**** Page text ****

There are other patterns that look scary to me. Surely these two are bad as well:
*cbi* *CI*
Given I'm currently looking at project/bundles with names like org.eclipse.cbi.*, I really would not be happy if those such bundles are selectively excluded from p2 repositories. I think we should be careful with any patterns apply to files, not just to folders, that they don't selectively exclude a file that could be in a p2 repository.
All these are suspect, especially ones that start and end with *.
I tested a few patterns with find on download.eclipse.org:
*cbi* pattern is too wide and not very useful. For example, it excludes files like
/home/data/httpd/download.eclipse.org/modeling/mdt/papyrus/updates/releases/2021-09/5.2.0/toolsmiths/plugins/org.eclipse.cbi.p2repo.aggregator_1.0.300.20200825-1205.jar (it might be debatable, if those plugins should be part of the papyrus update site).
Out of ~2900 pattern matches on downloads.eclipse.org, ~2200 matches refer to cbi.p2repo.aggregator files that are part of I-Builds and therefore are excluded from mirroring anyway.
*ci* is too wide, as it matches files that include the following words: ascii, reconciler, tracing, principal
*CI* is too wide, as it matches files like /home/data/httpd/download.eclipse.org/modeling/gmp/updates/releases/features/org.eclipse.gmf.runtime.notation.sdk_1.6.0.v20120327-2213-47F08xGD6FxMBN7CJFV3CIKK9t84.jar. *CI/ would be better, it currently matches:
*-dev* is too wide, as it matches files like /home/data/httpd/download.eclipse.org/chess/core/releases/devel/CHESS-devel_2111221039-linux.gtk.x86_64.zip
for release names like *galileo*, etc it's probably better to exclude only directories like *galileo/, otherwise individual files like /home/data/httpd/download.eclipse.org/releases/neon/201612211000/plugins/org.eclipse.rcptt.updates.galileo_2.1.0.201510050740.jar are excluded.
I tried to archive the m2e-milestones directory (and its content) at
https://download.eclipse.org/technology/m2e/milestones/ with the intention to delete it. But moving it to archives failed with the following message:
(Folder cannot be archived: failed with 256. Please contact webmaster.)
When looking into the milestones directory I noticed that all but the 1.5 and 1.6 sub-directories were moved.
In the archives the 1.5 and 1.6 sub-directory as well as the other directories are present, so it looks like it just failed to delete those two sub-directories.
Furthermore I noticed that the content of https://download.eclipse.org/technology/m2e/milestones/ was moved to the following address: https://archive.eclipse.org/technology/m2e/milestones/milestones/
I think the second milestones path element is wrong, isn't it?
Before I tried to delete the milestones directories via the Jenkins-CI but it failed due to missing permissions (the owner is another committer of m2e). For details regarding that effort, see https://github.com/eclipse-m2e/m2e-core/issues/224
@hwellmannwr6 I've fixed the permissions, so you should be able to clean up via CI. Indeed, moves when the target exists is problematic. Please let me know if you want me to clean up by specifying which directories should be deleted, and which should be archived.
Thanks. Deleting via the CI as well deleting by moving to archives worked both.

**** Data section ****

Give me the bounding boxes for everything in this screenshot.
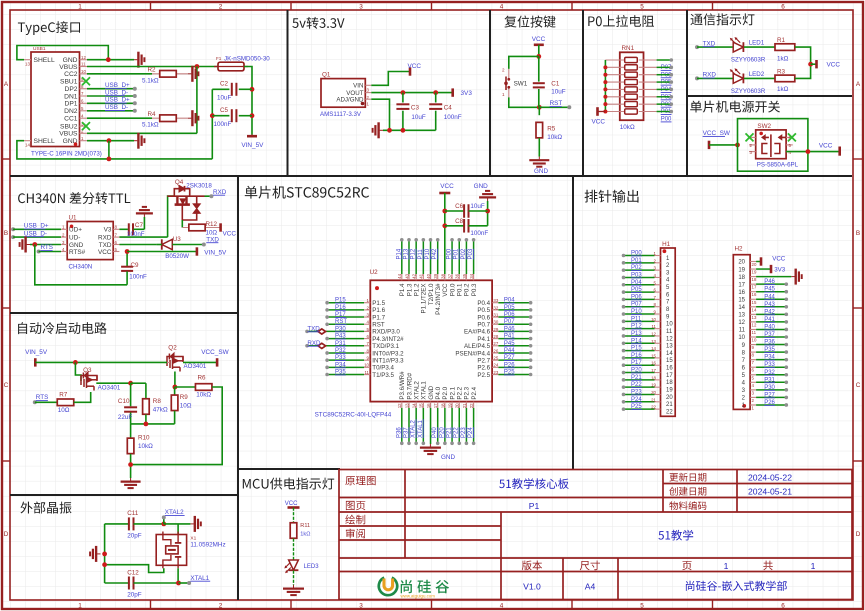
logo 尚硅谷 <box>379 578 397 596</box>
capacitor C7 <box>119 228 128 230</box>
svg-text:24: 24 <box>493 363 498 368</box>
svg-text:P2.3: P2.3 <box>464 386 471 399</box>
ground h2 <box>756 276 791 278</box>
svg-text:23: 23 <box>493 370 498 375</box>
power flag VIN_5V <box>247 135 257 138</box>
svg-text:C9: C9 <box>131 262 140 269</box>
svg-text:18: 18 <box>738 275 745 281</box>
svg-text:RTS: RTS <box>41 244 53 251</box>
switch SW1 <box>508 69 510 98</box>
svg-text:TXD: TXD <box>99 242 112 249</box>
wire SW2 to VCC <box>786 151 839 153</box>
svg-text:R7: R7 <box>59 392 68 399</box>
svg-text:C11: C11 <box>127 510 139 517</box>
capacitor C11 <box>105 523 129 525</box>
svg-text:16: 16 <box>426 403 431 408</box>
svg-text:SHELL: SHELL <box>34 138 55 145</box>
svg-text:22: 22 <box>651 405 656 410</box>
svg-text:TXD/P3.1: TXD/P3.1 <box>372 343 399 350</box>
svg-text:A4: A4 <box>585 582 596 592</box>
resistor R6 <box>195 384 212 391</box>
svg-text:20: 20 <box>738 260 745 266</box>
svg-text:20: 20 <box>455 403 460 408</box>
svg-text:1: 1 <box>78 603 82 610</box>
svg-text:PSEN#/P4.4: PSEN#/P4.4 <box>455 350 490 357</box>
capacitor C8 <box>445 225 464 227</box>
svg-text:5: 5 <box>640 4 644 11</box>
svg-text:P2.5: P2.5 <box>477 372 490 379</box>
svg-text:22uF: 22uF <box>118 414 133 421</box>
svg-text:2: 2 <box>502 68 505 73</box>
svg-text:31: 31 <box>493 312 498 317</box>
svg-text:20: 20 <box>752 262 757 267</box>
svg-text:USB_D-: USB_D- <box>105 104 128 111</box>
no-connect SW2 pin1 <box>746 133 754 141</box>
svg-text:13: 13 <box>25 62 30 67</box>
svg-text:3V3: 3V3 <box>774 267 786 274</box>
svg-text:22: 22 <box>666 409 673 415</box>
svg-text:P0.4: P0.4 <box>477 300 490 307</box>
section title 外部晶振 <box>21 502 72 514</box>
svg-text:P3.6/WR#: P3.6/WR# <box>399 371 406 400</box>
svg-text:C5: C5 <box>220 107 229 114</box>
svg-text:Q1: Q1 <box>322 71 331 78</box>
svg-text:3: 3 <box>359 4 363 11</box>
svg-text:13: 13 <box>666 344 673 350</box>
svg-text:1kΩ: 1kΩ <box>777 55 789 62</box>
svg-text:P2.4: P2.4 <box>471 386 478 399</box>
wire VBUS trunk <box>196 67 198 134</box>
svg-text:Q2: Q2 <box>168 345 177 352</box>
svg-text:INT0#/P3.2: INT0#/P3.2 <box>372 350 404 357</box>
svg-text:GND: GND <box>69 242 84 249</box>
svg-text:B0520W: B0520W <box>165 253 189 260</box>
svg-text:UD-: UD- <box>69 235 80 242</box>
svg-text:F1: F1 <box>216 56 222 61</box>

****

● **Requests**:
(A) How would you render this sentence from the exclusion-pattern thread in Spanish: "When looking into the milestones directory I noticed that all but the 1.5 and 1.6 sub-directories were moved."
(B) Can you extend the exclusion-pattern thread, picking up after its final sentence?
The lines have no connection to the exclusion-pattern thread.

● **Answers provided**:
(A) Al revisar el directorio milestones, noté que se habían movido todos los subdirectorios excepto los de 1.5 y 1.6.

(B)
Could it be problematic if a subfolder of a folder is archived when other sub-folders have been archived before and therefore the parent-folder already exists in the targets?
For example in case we now move older releases to archives (and consequently create the releases folder in the archives) and then want to archive other releases in the future?
One, the size of the mirror as computed by crawling ftp.fau.de; Two, the size of the actual download.eclipse.org file system; Three, the size of the actual archive.eclipse.org file system.
As Ed mentioned, most of the old releases are excluded now:
Release name
Status
Callisto
not on d.e.o / not archived
Europa
not mirrored
Ganymede
not mirrored (changed recently)
Galileo
not mirrored (changed recently)
Helios
not mirrored (changed recently)
Indigo
not mirrored (changed recently)
Juno
not mirrored (changed recently)
Kepler
not mirrored (changed recently)
Luna
not mirrored (changed recently)
Neon
not mirrored (changed recently)
Mars
not mirrored (changed recently)
Oxygen
mirrored
Photon
mirrored
2018-09
mirrored
...
...
2021-12
mirrored
I've recently (August) removed a bunch of milestone and RCs from old releases. The releases dir had around 270GB, it's down to 100GB now. I'd be happy to move old releases to archive.eclipse.org, depending on the download stats. As Denis mentioned above, up until Neon it should be fine to move the releases to a.e.o.
BTW: each new release adds about 2-3GB (depending on additional respins, etc).
@droy can you comment on the download stats of oxygen and photon?
Bit late to the party - but I have updated the rest of the projects that I am PL for (CDT, remaining parts of EPP, and LSP4J) to have the minimal amount on download.eclipse.org.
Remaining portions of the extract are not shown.